TASK DIRECTIONS: Find and copy every line in the records that includes the string "structure".

Data records:
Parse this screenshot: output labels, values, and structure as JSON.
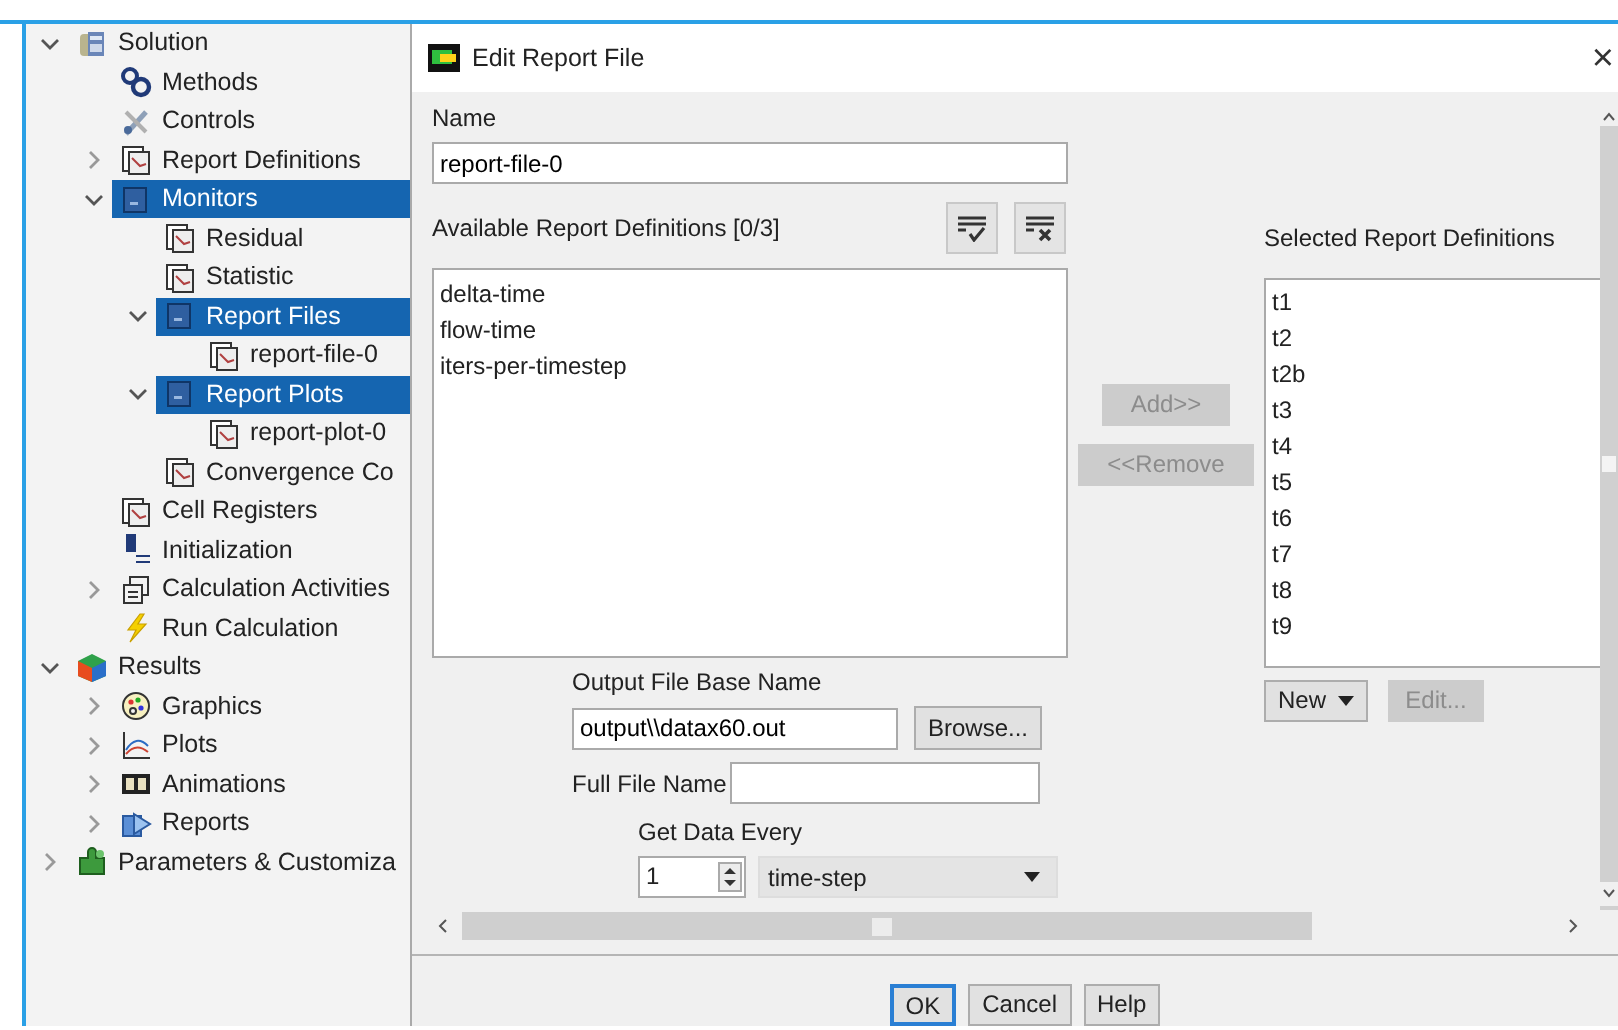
{
  "sidebar": {
    "tree": [
      {
        "label": "Solution",
        "kind": "solution",
        "selected": false,
        "expanded": true,
        "children": [
          {
            "label": "Methods",
            "kind": "methods",
            "selected": false
          },
          {
            "label": "Controls",
            "kind": "controls",
            "selected": false
          },
          {
            "label": "Report Definitions",
            "kind": "report",
            "selected": false,
            "expanded": false
          },
          {
            "label": "Monitors",
            "kind": "folder",
            "selected": true,
            "expanded": true,
            "children": [
              {
                "label": "Residual",
                "kind": "report",
                "selected": false
              },
              {
                "label": "Statistic",
                "kind": "report",
                "selected": false
              },
              {
                "label": "Report Files",
                "kind": "folder",
                "selected": true,
                "expanded": true,
                "children": [
                  {
                    "label": "report-file-0",
                    "kind": "report",
                    "selected": false
                  }
                ]
              },
              {
                "label": "Report Plots",
                "kind": "folder",
                "selected": true,
                "expanded": true,
                "children": [
                  {
                    "label": "report-plot-0",
                    "kind": "report",
                    "selected": false
                  }
                ]
              },
              {
                "label": "Convergence Co",
                "kind": "report",
                "selected": false
              }
            ]
          },
          {
            "label": "Cell Registers",
            "kind": "report",
            "selected": false
          },
          {
            "label": "Initialization",
            "kind": "init",
            "selected": false
          },
          {
            "label": "Calculation Activities",
            "kind": "activities",
            "selected": false,
            "expanded": false
          },
          {
            "label": "Run Calculation",
            "kind": "run",
            "selected": false
          }
        ]
      },
      {
        "label": "Results",
        "kind": "results",
        "selected": false,
        "expanded": true,
        "children": [
          {
            "label": "Graphics",
            "kind": "graphics",
            "selected": false,
            "expanded": false
          },
          {
            "label": "Plots",
            "kind": "plots",
            "selected": false,
            "expanded": false
          },
          {
            "label": "Animations",
            "kind": "animations",
            "selected": false,
            "expanded": false
          },
          {
            "label": "Reports",
            "kind": "reports",
            "selected": false,
            "expanded": false
          }
        ]
      },
      {
        "label": "Parameters & Customiza",
        "kind": "parameters",
        "selected": false,
        "expanded": false
      }
    ]
  },
  "dialog": {
    "title": "Edit Report File",
    "close": "×",
    "name": {
      "label": "Name",
      "value": "report-file-0"
    },
    "available": {
      "label": "Available Report Definitions [0/3]",
      "items": [
        {
          "label": "delta-time",
          "selected": false
        },
        {
          "label": "flow-time",
          "selected": false
        },
        {
          "label": "iters-per-timestep",
          "selected": false
        }
      ]
    },
    "add_button": {
      "label": "Add>>",
      "disabled": true
    },
    "remove_button": {
      "label": "<<Remove",
      "disabled": true
    },
    "selected_definitions": {
      "label": "Selected Report Definitions",
      "items": [
        {
          "label": "t1",
          "selected": false
        },
        {
          "label": "t2",
          "selected": false
        },
        {
          "label": "t2b",
          "selected": false
        },
        {
          "label": "t3",
          "selected": false
        },
        {
          "label": "t4",
          "selected": false
        },
        {
          "label": "t5",
          "selected": false
        },
        {
          "label": "t6",
          "selected": false
        },
        {
          "label": "t7",
          "selected": false
        },
        {
          "label": "t8",
          "selected": false
        },
        {
          "label": "t9",
          "selected": false
        }
      ]
    },
    "new_button": {
      "label": "New",
      "disabled": false
    },
    "edit_button": {
      "label": "Edit...",
      "disabled": true
    },
    "output_base": {
      "label": "Output File Base Name",
      "value": "output\\\\datax60.out"
    },
    "browse_button": {
      "label": "Browse...",
      "disabled": false
    },
    "full_file_name": {
      "label": "Full File Name"
    },
    "get_data": {
      "label": "Get Data Every",
      "count": "1",
      "unit": "time-step"
    },
    "buttons": [
      {
        "label": "OK",
        "focused": true
      },
      {
        "label": "Cancel",
        "focused": false
      },
      {
        "label": "Help",
        "focused": false
      }
    ]
  }
}
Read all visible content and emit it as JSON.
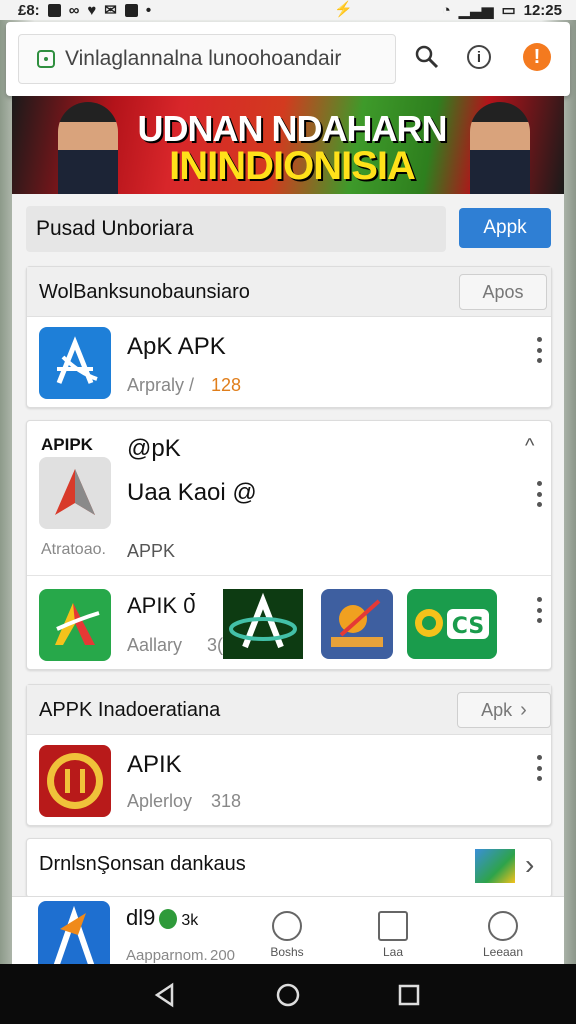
{
  "status_bar": {
    "time_left": "£8:",
    "center_icon": "⚡",
    "time": "12:25"
  },
  "address_bar": {
    "url": "Vinlaglannalna lunoohoandair"
  },
  "banner": {
    "line1": "UDNAN NDAHARN",
    "line2": "ININDIONISIA"
  },
  "search": {
    "value": "Pusad Unboriara",
    "button": "Apрk"
  },
  "section1": {
    "title": "WolBanksunobaunsiaro",
    "button": "Apos",
    "app": {
      "name": "ApK APK",
      "meta": "Arpraly /",
      "count": "128"
    }
  },
  "section2": {
    "badge": "APIPK",
    "label": "@pK",
    "caret": "^",
    "name": "Uaa Kaoi @",
    "caption": "Atratoao.",
    "tag": "APPK",
    "row": {
      "name": "APIK 0́̀",
      "meta": "Aallary",
      "count": "3("
    }
  },
  "section3": {
    "title": "APPK Inadoeratiana",
    "button": "Apk",
    "app": {
      "name": "APIK",
      "meta": "Aplerloy",
      "count": "318"
    }
  },
  "section4": {
    "title": "DrnlsnŞonsan dankaus"
  },
  "partial_app": {
    "name": "dl9",
    "name_tail": "3k",
    "meta": "Aapparnom.",
    "count": "200"
  },
  "bottom_nav": [
    {
      "label": "Boshs"
    },
    {
      "label": "Laa"
    },
    {
      "label": "Leeaan"
    }
  ],
  "colors": {
    "primary": "#2f7fd4",
    "warning": "#f47a1f",
    "accent_orange": "#e07e1b"
  }
}
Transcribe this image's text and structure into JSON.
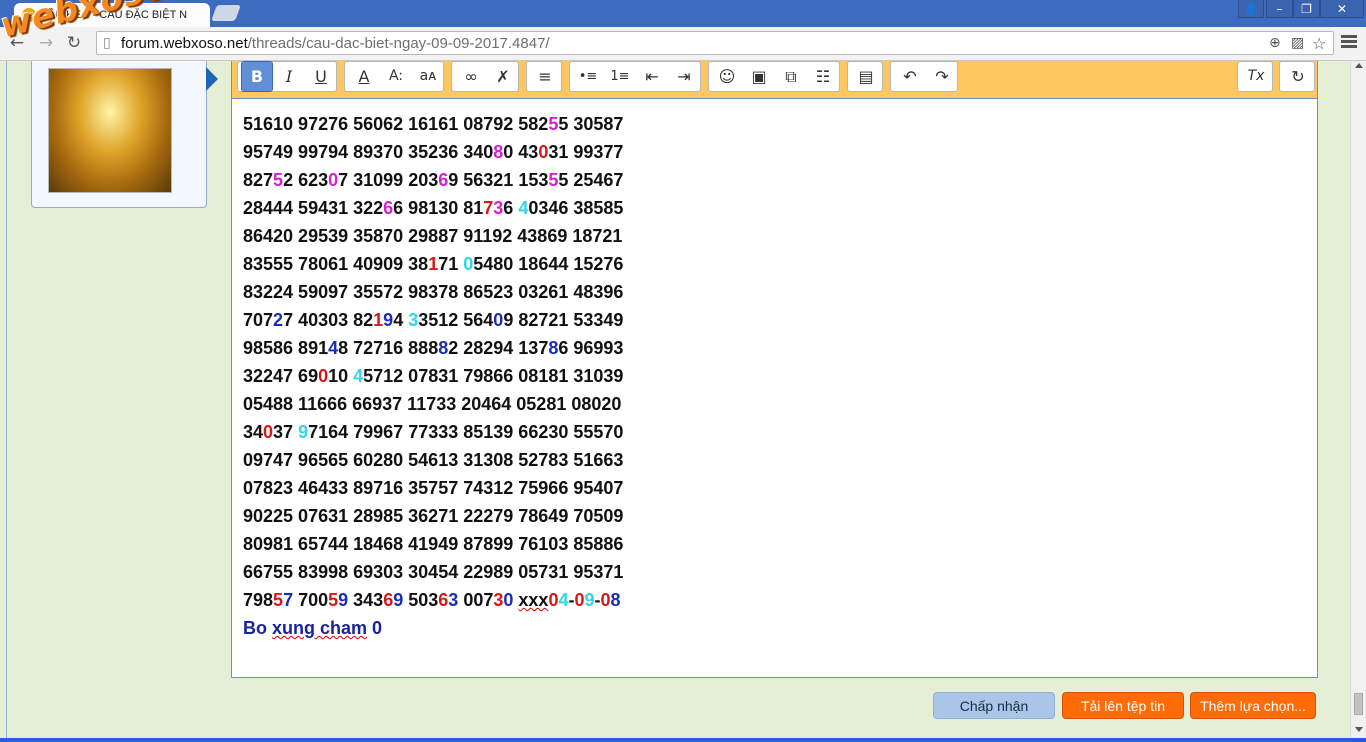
{
  "browser": {
    "tab_title": "CẦU KÈO - CẦU ĐẶC BIỆT N",
    "tab_favicon": "XS",
    "url_host": "forum.webxoso.net",
    "url_path": "/threads/cau-dac-biet-ngay-09-09-2017.4847/",
    "icons": {
      "back": "back-arrow-icon",
      "forward": "forward-arrow-icon",
      "reload": "reload-icon",
      "zoom": "zoom-icon",
      "translate": "translate-icon",
      "star": "star-icon",
      "menu": "menu-icon"
    }
  },
  "watermark": "webxoso.net",
  "editor": {
    "toolbar_icons": [
      "bold-icon",
      "italic-icon",
      "underline-icon",
      "font-color-icon",
      "font-size-icon",
      "font-family-icon",
      "link-icon",
      "unlink-icon",
      "align-icon",
      "bulleted-list-icon",
      "numbered-list-icon",
      "outdent-icon",
      "indent-icon",
      "smilie-icon",
      "image-icon",
      "media-icon",
      "quote-icon",
      "save-draft-icon",
      "undo-icon",
      "redo-icon",
      "remove-format-icon",
      "toggle-bbcode-icon"
    ],
    "toolbar_glyphs": {
      "bold": "B",
      "italic": "I",
      "underline": "U",
      "font_color": "A",
      "font_size": "A:",
      "font_family": "aᴀ",
      "link": "∞",
      "unlink": "✗",
      "align": "≡",
      "bullets": "•≡",
      "numbers": "1≡",
      "outdent": "⇤",
      "indent": "⇥",
      "smilie": "☺",
      "image": "▣",
      "media": "⧉",
      "quote": "☷",
      "save": "▤",
      "undo": "↶",
      "redo": "↷",
      "remove_format": "Tx",
      "toggle": "↻"
    },
    "lines": [
      [
        [
          "51610 97276 56062 16161 08792 582",
          ""
        ],
        [
          "5",
          "m"
        ],
        [
          "5 30587",
          ""
        ]
      ],
      [
        [
          "95749 99794 89370 35236 340",
          ""
        ],
        [
          "8",
          "m"
        ],
        [
          "0 43",
          ""
        ],
        [
          "0",
          "r"
        ],
        [
          "31 99377",
          ""
        ]
      ],
      [
        [
          "827",
          ""
        ],
        [
          "5",
          "m"
        ],
        [
          "2 623",
          ""
        ],
        [
          "0",
          "m"
        ],
        [
          "7 31099 203",
          ""
        ],
        [
          "6",
          "m"
        ],
        [
          "9 56321 153",
          ""
        ],
        [
          "5",
          "m"
        ],
        [
          "5 25467",
          ""
        ]
      ],
      [
        [
          "28444 59431 322",
          ""
        ],
        [
          "6",
          "m"
        ],
        [
          "6 98130 81",
          ""
        ],
        [
          "7",
          "r"
        ],
        [
          "3",
          "m"
        ],
        [
          "6 ",
          ""
        ],
        [
          "4",
          "c"
        ],
        [
          "0346 38585",
          ""
        ]
      ],
      [
        [
          "86420 29539 35870 29887 91192 43869 18721",
          ""
        ]
      ],
      [
        [
          "83555 78061 40909 38",
          ""
        ],
        [
          "1",
          "r"
        ],
        [
          "71 ",
          ""
        ],
        [
          "0",
          "c"
        ],
        [
          "5480 18644 15276",
          ""
        ]
      ],
      [
        [
          "83224 59097 35572 98378 86523 03261 48396",
          ""
        ]
      ],
      [
        [
          "707",
          ""
        ],
        [
          "2",
          "b"
        ],
        [
          "7 40303 82",
          ""
        ],
        [
          "1",
          "r"
        ],
        [
          "9",
          "b"
        ],
        [
          "4 ",
          ""
        ],
        [
          "3",
          "c"
        ],
        [
          "3512 564",
          ""
        ],
        [
          "0",
          "b"
        ],
        [
          "9 82721 53349",
          ""
        ]
      ],
      [
        [
          "98586 891",
          ""
        ],
        [
          "4",
          "b"
        ],
        [
          "8 72716 888",
          ""
        ],
        [
          "8",
          "b"
        ],
        [
          "2 28294 137",
          ""
        ],
        [
          "8",
          "b"
        ],
        [
          "6 96993",
          ""
        ]
      ],
      [
        [
          "32247 69",
          ""
        ],
        [
          "0",
          "r"
        ],
        [
          "10 ",
          ""
        ],
        [
          "4",
          "c"
        ],
        [
          "5712 07831 79866 08181 31039",
          ""
        ]
      ],
      [
        [
          "05488 11666 66937 11733 20464 05281 08020",
          ""
        ]
      ],
      [
        [
          "34",
          ""
        ],
        [
          "0",
          "r"
        ],
        [
          "37 ",
          ""
        ],
        [
          "9",
          "c"
        ],
        [
          "7164 79967 77333 85139 66230 55570",
          ""
        ]
      ],
      [
        [
          "09747 96565 60280 54613 31308 52783 51663",
          ""
        ]
      ],
      [
        [
          "07823 46433 89716 35757 74312 75966 95407",
          ""
        ]
      ],
      [
        [
          "90225 07631 28985 36271 22279 78649 70509",
          ""
        ]
      ],
      [
        [
          "80981 65744 18468 41949 87899 76103 85886",
          ""
        ]
      ],
      [
        [
          "66755 83998 69303 30454 22989 05731 95371",
          ""
        ]
      ],
      [
        [
          "798",
          ""
        ],
        [
          "5",
          "r"
        ],
        [
          "7",
          "b"
        ],
        [
          " 700",
          ""
        ],
        [
          "5",
          "r"
        ],
        [
          "9",
          "b"
        ],
        [
          " 343",
          ""
        ],
        [
          "6",
          "r"
        ],
        [
          "9",
          "b"
        ],
        [
          " 503",
          ""
        ],
        [
          "6",
          "r"
        ],
        [
          "3",
          "b"
        ],
        [
          " 007",
          ""
        ],
        [
          "3",
          "r"
        ],
        [
          "0",
          "b"
        ],
        [
          " ",
          ""
        ],
        [
          "xxx",
          "sq"
        ],
        [
          "0",
          "r"
        ],
        [
          "4",
          "c"
        ],
        [
          "-",
          ""
        ],
        [
          "0",
          "r"
        ],
        [
          "9",
          "c"
        ],
        [
          "-",
          ""
        ],
        [
          "0",
          "r"
        ],
        [
          "8",
          "b"
        ]
      ]
    ],
    "bo_xung_prefix": "Bo ",
    "bo_xung_squiggly": "xung cham",
    "bo_xung_suffix": " 0"
  },
  "buttons": {
    "accept": "Chấp nhận",
    "upload": "Tải lên tệp tin",
    "more": "Thêm lựa chọn..."
  }
}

EXERCISE OUTPUT:
Parse this screenshot: output labels, values, and structure as JSON.
Transcribe this image's text and structure into JSON.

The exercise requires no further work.